* _What is required_
Reproduce every entry in the listing without alteration.

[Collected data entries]
○ ○ ○ ○ ○

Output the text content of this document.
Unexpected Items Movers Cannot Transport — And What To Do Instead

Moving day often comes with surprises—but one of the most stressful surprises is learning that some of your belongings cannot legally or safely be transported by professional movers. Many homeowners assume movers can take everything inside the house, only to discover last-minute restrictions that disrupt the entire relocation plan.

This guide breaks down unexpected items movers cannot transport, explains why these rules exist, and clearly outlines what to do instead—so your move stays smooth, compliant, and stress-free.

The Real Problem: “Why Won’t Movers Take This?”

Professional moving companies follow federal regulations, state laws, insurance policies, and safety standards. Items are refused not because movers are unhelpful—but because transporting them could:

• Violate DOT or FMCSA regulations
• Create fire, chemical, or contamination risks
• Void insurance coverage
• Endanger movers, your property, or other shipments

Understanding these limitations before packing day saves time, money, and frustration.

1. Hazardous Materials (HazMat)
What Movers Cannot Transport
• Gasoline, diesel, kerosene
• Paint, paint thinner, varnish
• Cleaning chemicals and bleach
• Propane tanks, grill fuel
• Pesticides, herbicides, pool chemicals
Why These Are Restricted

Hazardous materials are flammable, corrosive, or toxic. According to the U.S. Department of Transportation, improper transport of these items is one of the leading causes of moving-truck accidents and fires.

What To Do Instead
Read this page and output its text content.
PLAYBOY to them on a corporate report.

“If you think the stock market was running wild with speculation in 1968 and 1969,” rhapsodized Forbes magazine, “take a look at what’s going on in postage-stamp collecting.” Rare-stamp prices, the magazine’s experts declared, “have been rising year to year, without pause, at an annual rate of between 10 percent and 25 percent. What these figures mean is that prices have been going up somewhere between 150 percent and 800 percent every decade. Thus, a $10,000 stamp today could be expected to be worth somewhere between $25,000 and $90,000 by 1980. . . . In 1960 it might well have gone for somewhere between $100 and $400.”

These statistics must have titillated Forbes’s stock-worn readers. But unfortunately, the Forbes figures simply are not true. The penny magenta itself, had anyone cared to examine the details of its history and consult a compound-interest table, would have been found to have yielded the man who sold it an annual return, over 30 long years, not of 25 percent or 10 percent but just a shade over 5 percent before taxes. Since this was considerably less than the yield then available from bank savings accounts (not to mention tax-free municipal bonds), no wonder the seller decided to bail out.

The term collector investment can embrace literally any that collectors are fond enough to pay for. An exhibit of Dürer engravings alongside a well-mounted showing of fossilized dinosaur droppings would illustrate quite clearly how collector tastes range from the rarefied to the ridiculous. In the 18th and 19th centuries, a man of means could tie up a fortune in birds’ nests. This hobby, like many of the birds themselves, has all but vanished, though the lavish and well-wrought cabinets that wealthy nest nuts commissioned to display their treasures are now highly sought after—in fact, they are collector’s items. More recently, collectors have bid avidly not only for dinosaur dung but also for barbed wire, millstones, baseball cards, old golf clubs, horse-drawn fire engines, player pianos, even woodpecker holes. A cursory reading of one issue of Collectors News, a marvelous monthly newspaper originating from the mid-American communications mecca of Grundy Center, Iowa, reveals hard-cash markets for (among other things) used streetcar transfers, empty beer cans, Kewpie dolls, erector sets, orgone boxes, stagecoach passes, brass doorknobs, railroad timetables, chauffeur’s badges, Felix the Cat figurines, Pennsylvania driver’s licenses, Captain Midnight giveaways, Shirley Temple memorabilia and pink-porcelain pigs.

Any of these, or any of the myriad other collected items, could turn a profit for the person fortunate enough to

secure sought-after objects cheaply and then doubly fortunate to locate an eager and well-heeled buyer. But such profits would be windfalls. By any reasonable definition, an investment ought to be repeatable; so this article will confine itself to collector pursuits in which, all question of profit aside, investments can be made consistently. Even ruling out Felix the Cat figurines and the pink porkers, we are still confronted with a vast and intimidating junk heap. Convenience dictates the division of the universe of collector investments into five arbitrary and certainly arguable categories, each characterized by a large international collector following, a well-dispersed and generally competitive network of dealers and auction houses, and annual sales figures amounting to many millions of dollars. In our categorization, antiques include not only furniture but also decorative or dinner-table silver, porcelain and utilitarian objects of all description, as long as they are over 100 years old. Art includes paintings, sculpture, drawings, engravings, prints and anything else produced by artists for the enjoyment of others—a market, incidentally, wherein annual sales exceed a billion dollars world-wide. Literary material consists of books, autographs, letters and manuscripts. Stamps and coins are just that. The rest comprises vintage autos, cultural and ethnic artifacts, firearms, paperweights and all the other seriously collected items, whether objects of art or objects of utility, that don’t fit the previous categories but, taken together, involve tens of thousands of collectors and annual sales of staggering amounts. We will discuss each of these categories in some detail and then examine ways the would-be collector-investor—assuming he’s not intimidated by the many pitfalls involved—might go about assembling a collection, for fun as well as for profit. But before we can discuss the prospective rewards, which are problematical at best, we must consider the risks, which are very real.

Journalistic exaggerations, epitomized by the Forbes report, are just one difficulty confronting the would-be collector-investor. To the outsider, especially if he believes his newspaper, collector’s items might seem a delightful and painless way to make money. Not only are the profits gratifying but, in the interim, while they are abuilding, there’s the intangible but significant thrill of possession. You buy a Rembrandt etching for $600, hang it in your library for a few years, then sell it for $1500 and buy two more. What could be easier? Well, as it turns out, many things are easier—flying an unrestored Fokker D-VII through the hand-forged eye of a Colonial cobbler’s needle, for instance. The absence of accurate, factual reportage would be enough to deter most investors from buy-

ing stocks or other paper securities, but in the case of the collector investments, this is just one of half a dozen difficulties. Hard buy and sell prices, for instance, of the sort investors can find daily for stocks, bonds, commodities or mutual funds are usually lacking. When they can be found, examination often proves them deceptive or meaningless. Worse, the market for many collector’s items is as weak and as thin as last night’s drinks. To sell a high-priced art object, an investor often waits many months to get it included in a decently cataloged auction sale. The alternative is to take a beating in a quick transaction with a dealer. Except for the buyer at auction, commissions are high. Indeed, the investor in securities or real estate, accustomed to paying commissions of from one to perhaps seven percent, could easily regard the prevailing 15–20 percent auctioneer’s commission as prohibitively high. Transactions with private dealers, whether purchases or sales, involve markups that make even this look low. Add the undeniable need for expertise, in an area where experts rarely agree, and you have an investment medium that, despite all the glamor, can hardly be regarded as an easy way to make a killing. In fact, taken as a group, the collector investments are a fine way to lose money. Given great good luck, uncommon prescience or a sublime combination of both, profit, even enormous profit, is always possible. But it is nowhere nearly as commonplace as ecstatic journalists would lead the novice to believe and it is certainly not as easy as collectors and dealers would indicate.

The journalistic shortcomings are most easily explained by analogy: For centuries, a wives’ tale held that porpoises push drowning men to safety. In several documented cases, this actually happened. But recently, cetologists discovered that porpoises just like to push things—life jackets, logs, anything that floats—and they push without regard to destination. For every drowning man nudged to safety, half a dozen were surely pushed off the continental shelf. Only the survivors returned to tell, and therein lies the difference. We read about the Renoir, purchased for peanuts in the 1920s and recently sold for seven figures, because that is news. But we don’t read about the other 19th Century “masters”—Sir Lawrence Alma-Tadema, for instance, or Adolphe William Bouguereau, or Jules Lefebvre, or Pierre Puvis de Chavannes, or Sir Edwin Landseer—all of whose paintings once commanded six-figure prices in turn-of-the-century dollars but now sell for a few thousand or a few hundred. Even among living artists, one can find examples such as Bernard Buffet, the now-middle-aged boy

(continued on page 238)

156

○ ○ ○ ○ ○

* _Solution to this task_
Output the text content of this document.
Unexpected Items Movers Cannot Transport — And What To Do Instead

Moving day often comes with surprises—but one of the most stressful surprises is learning that some of your belongings cannot legally or safely be transported by professional movers. Many homeowners assume movers can take everything inside the house, only to discover last-minute restrictions that disrupt the entire relocation plan.

This guide breaks down unexpected items movers cannot transport, explains why these rules exist, and clearly outlines what to do instead—so your move stays smooth, compliant, and stress-free.

The Real Problem: “Why Won’t Movers Take This?”

Professional moving companies follow federal regulations, state laws, insurance policies, and safety standards. Items are refused not because movers are unhelpful—but because transporting them could:

• Violate DOT or FMCSA regulations
• Create fire, chemical, or contamination risks
• Void insurance coverage
• Endanger movers, your property, or other shipments

Understanding these limitations before packing day saves time, money, and frustration.

1. Hazardous Materials (HazMat)
What Movers Cannot Transport
• Gasoline, diesel, kerosene
• Paint, paint thinner, varnish
• Cleaning chemicals and bleach
• Propane tanks, grill fuel
• Pesticides, herbicides, pool chemicals
Why These Are Restricted

Hazardous materials are flammable, corrosive, or toxic. According to the U.S. Department of Transportation, improper transport of these items is one of the leading causes of moving-truck accidents and fires.

What To Do Instead
Read this page and output its text content.
PLAYBOY to them on a corporate report.

“If you think the stock market was running wild with speculation in 1968 and 1969,” rhapsodized Forbes magazine, “take a look at what’s going on in postage-stamp collecting.” Rare-stamp prices, the magazine’s experts declared, “have been rising year to year, without pause, at an annual rate of between 10 percent and 25 percent. What these figures mean is that prices have been going up somewhere between 150 percent and 800 percent every decade. Thus, a $10,000 stamp today could be expected to be worth somewhere between $25,000 and $90,000 by 1980. . . . In 1960 it might well have gone for somewhere between $100 and $400.”

These statistics must have titillated Forbes’s stock-worn readers. But unfortunately, the Forbes figures simply are not true. The penny magenta itself, had anyone cared to examine the details of its history and consult a compound-interest table, would have been found to have yielded the man who sold it an annual return, over 30 long years, not of 25 percent or 10 percent but just a shade over 5 percent before taxes. Since this was considerably less than the yield then available from bank savings accounts (not to mention tax-free municipal bonds), no wonder the seller decided to bail out.

The term collector investment can embrace literally any that collectors are fond enough to pay for. An exhibit of Dürer engravings alongside a well-mounted showing of fossilized dinosaur droppings would illustrate quite clearly how collector tastes range from the rarefied to the ridiculous. In the 18th and 19th centuries, a man of means could tie up a fortune in birds’ nests. This hobby, like many of the birds themselves, has all but vanished, though the lavish and well-wrought cabinets that wealthy nest nuts commissioned to display their treasures are now highly sought after—in fact, they are collector’s items. More recently, collectors have bid avidly not only for dinosaur dung but also for barbed wire, millstones, baseball cards, old golf clubs, horse-drawn fire engines, player pianos, even woodpecker holes. A cursory reading of one issue of Collectors News, a marvelous monthly newspaper originating from the mid-American communications mecca of Grundy Center, Iowa, reveals hard-cash markets for (among other things) used streetcar transfers, empty beer cans, Kewpie dolls, erector sets, orgone boxes, stagecoach passes, brass doorknobs, railroad timetables, chauffeur’s badges, Felix the Cat figurines, Pennsylvania driver’s licenses, Captain Midnight giveaways, Shirley Temple memorabilia and pink-porcelain pigs.

Any of these, or any of the myriad other collected items, could turn a profit for the person fortunate enough to

secure sought-after objects cheaply and then doubly fortunate to locate an eager and well-heeled buyer. But such profits would be windfalls. By any reasonable definition, an investment ought to be repeatable; so this article will confine itself to collector pursuits in which, all question of profit aside, investments can be made consistently. Even ruling out Felix the Cat figurines and the pink porkers, we are still confronted with a vast and intimidating junk heap. Convenience dictates the division of the universe of collector investments into five arbitrary and certainly arguable categories, each characterized by a large international collector following, a well-dispersed and generally competitive network of dealers and auction houses, and annual sales figures amounting to many millions of dollars. In our categorization, antiques include not only furniture but also decorative or dinner-table silver, porcelain and utilitarian objects of all description, as long as they are over 100 years old. Art includes paintings, sculpture, drawings, engravings, prints and anything else produced by artists for the enjoyment of others—a market, incidentally, wherein annual sales exceed a billion dollars world-wide. Literary material consists of books, autographs, letters and manuscripts. Stamps and coins are just that. The rest comprises vintage autos, cultural and ethnic artifacts, firearms, paperweights and all the other seriously collected items, whether objects of art or objects of utility, that don’t fit the previous categories but, taken together, involve tens of thousands of collectors and annual sales of staggering amounts. We will discuss each of these categories in some detail and then examine ways the would-be collector-investor—assuming he’s not intimidated by the many pitfalls involved—might go about assembling a collection, for fun as well as for profit. But before we can discuss the prospective rewards, which are problematical at best, we must consider the risks, which are very real.

Journalistic exaggerations, epitomized by the Forbes report, are just one difficulty confronting the would-be collector-investor. To the outsider, especially if he believes his newspaper, collector’s items might seem a delightful and painless way to make money. Not only are the profits gratifying but, in the interim, while they are abuilding, there’s the intangible but significant thrill of possession. You buy a Rembrandt etching for $600, hang it in your library for a few years, then sell it for $1500 and buy two more. What could be easier? Well, as it turns out, many things are easier—flying an unrestored Fokker D-VII through the hand-forged eye of a Colonial cobbler’s needle, for instance. The absence of accurate, factual reportage would be enough to deter most investors from buy-

ing stocks or other paper securities, but in the case of the collector investments, this is just one of half a dozen difficulties. Hard buy and sell prices, for instance, of the sort investors can find daily for stocks, bonds, commodities or mutual funds are usually lacking. When they can be found, examination often proves them deceptive or meaningless. Worse, the market for many collector’s items is as weak and as thin as last night’s drinks. To sell a high-priced art object, an investor often waits many months to get it included in a decently cataloged auction sale. The alternative is to take a beating in a quick transaction with a dealer. Except for the buyer at auction, commissions are high. Indeed, the investor in securities or real estate, accustomed to paying commissions of from one to perhaps seven percent, could easily regard the prevailing 15–20 percent auctioneer’s commission as prohibitively high. Transactions with private dealers, whether purchases or sales, involve markups that make even this look low. Add the undeniable need for expertise, in an area where experts rarely agree, and you have an investment medium that, despite all the glamor, can hardly be regarded as an easy way to make a killing. In fact, taken as a group, the collector investments are a fine way to lose money. Given great good luck, uncommon prescience or a sublime combination of both, profit, even enormous profit, is always possible. But it is nowhere nearly as commonplace as ecstatic journalists would lead the novice to believe and it is certainly not as easy as collectors and dealers would indicate.

The journalistic shortcomings are most easily explained by analogy: For centuries, a wives’ tale held that porpoises push drowning men to safety. In several documented cases, this actually happened. But recently, cetologists discovered that porpoises just like to push things—life jackets, logs, anything that floats—and they push without regard to destination. For every drowning man nudged to safety, half a dozen were surely pushed off the continental shelf. Only the survivors returned to tell, and therein lies the difference. We read about the Renoir, purchased for peanuts in the 1920s and recently sold for seven figures, because that is news. But we don’t read about the other 19th Century “masters”—Sir Lawrence Alma-Tadema, for instance, or Adolphe William Bouguereau, or Jules Lefebvre, or Pierre Puvis de Chavannes, or Sir Edwin Landseer—all of whose paintings once commanded six-figure prices in turn-of-the-century dollars but now sell for a few thousand or a few hundred. Even among living artists, one can find examples such as Bernard Buffet, the now-middle-aged boy

(continued on page 238)

156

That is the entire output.